*Directions:*
Take the entries below and reproduce them word for word.

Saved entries
□ □ □ □ □ □ □

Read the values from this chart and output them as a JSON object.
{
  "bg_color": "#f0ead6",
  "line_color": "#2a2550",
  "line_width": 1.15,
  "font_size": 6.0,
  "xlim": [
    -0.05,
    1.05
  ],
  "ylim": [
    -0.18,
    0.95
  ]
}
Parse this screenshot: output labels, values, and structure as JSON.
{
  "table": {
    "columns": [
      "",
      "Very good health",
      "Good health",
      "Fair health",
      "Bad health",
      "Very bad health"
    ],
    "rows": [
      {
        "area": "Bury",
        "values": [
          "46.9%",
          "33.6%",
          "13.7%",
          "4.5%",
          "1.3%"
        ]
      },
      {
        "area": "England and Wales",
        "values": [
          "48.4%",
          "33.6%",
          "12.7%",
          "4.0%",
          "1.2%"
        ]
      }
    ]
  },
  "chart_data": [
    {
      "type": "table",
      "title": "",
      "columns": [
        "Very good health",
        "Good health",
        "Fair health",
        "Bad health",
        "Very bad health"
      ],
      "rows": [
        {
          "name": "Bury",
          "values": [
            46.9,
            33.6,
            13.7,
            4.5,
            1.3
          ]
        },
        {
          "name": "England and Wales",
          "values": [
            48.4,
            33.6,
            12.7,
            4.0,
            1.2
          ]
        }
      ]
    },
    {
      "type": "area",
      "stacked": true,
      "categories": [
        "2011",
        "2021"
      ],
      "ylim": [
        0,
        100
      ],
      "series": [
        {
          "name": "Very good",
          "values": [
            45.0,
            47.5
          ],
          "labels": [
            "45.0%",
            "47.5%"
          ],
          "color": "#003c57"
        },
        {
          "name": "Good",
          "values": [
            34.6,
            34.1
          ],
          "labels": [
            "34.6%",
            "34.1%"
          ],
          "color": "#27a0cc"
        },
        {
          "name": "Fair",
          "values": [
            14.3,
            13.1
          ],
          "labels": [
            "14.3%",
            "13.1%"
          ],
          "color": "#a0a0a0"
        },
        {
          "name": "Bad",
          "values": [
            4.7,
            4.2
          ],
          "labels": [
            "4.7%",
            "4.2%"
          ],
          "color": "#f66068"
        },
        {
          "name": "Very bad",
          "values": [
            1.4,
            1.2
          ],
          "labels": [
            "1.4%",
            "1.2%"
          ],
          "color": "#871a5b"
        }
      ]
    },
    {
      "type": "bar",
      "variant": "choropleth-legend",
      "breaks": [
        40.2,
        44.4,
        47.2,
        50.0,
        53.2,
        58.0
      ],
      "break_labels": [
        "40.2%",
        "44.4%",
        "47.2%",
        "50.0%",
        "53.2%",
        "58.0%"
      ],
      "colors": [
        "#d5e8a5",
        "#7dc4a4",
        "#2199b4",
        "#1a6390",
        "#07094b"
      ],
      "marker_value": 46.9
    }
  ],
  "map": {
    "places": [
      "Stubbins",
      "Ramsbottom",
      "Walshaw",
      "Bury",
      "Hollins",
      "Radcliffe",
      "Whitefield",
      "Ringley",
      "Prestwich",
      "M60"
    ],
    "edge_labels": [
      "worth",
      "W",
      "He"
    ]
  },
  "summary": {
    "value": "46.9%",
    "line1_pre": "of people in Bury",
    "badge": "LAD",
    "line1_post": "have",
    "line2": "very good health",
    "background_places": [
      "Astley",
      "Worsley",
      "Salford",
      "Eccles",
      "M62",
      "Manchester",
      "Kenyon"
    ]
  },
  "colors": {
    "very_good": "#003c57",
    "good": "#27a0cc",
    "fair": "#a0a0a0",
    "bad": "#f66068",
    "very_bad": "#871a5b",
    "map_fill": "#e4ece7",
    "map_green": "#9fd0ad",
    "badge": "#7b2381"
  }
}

□ □ □ □ □ □ □

*Response to the task:*
Read the values from this chart and output them as a JSON object.
{
  "bg_color": "#f0ead6",
  "line_color": "#2a2550",
  "line_width": 1.15,
  "font_size": 6.0,
  "xlim": [
    -0.05,
    1.05
  ],
  "ylim": [
    -0.18,
    0.95
  ]
}
Parse this screenshot: output labels, values, and structure as JSON.
{
  "table": {
    "columns": [
      "",
      "Very good health",
      "Good health",
      "Fair health",
      "Bad health",
      "Very bad health"
    ],
    "rows": [
      {
        "area": "Bury",
        "values": [
          "46.9%",
          "33.6%",
          "13.7%",
          "4.5%",
          "1.3%"
        ]
      },
      {
        "area": "England and Wales",
        "values": [
          "48.4%",
          "33.6%",
          "12.7%",
          "4.0%",
          "1.2%"
        ]
      }
    ]
  },
  "chart_data": [
    {
      "type": "table",
      "title": "",
      "columns": [
        "Very good health",
        "Good health",
        "Fair health",
        "Bad health",
        "Very bad health"
      ],
      "rows": [
        {
          "name": "Bury",
          "values": [
            46.9,
            33.6,
            13.7,
            4.5,
            1.3
          ]
        },
        {
          "name": "England and Wales",
          "values": [
            48.4,
            33.6,
            12.7,
            4.0,
            1.2
          ]
        }
      ]
    },
    {
      "type": "area",
      "stacked": true,
      "categories": [
        "2011",
        "2021"
      ],
      "ylim": [
        0,
        100
      ],
      "series": [
        {
          "name": "Very good",
          "values": [
            45.0,
            47.5
          ],
          "labels": [
            "45.0%",
            "47.5%"
          ],
          "color": "#003c57"
        },
        {
          "name": "Good",
          "values": [
            34.6,
            34.1
          ],
          "labels": [
            "34.6%",
            "34.1%"
          ],
          "color": "#27a0cc"
        },
        {
          "name": "Fair",
          "values": [
            14.3,
            13.1
          ],
          "labels": [
            "14.3%",
            "13.1%"
          ],
          "color": "#a0a0a0"
        },
        {
          "name": "Bad",
          "values": [
            4.7,
            4.2
          ],
          "labels": [
            "4.7%",
            "4.2%"
          ],
          "color": "#f66068"
        },
        {
          "name": "Very bad",
          "values": [
            1.4,
            1.2
          ],
          "labels": [
            "1.4%",
            "1.2%"
          ],
          "color": "#871a5b"
        }
      ]
    },
    {
      "type": "bar",
      "variant": "choropleth-legend",
      "breaks": [
        40.2,
        44.4,
        47.2,
        50.0,
        53.2,
        58.0
      ],
      "break_labels": [
        "40.2%",
        "44.4%",
        "47.2%",
        "50.0%",
        "53.2%",
        "58.0%"
      ],
      "colors": [
        "#d5e8a5",
        "#7dc4a4",
        "#2199b4",
        "#1a6390",
        "#07094b"
      ],
      "marker_value": 46.9
    }
  ],
  "map": {
    "places": [
      "Stubbins",
      "Ramsbottom",
      "Walshaw",
      "Bury",
      "Hollins",
      "Radcliffe",
      "Whitefield",
      "Ringley",
      "Prestwich",
      "M60"
    ],
    "edge_labels": [
      "worth",
      "W",
      "He"
    ]
  },
  "summary": {
    "value": "46.9%",
    "line1_pre": "of people in Bury",
    "badge": "LAD",
    "line1_post": "have",
    "line2": "very good health",
    "background_places": [
      "Astley",
      "Worsley",
      "Salford",
      "Eccles",
      "M62",
      "Manchester",
      "Kenyon"
    ]
  },
  "colors": {
    "very_good": "#003c57",
    "good": "#27a0cc",
    "fair": "#a0a0a0",
    "bad": "#f66068",
    "very_bad": "#871a5b",
    "map_fill": "#e4ece7",
    "map_green": "#9fd0ad",
    "badge": "#7b2381"
  }
}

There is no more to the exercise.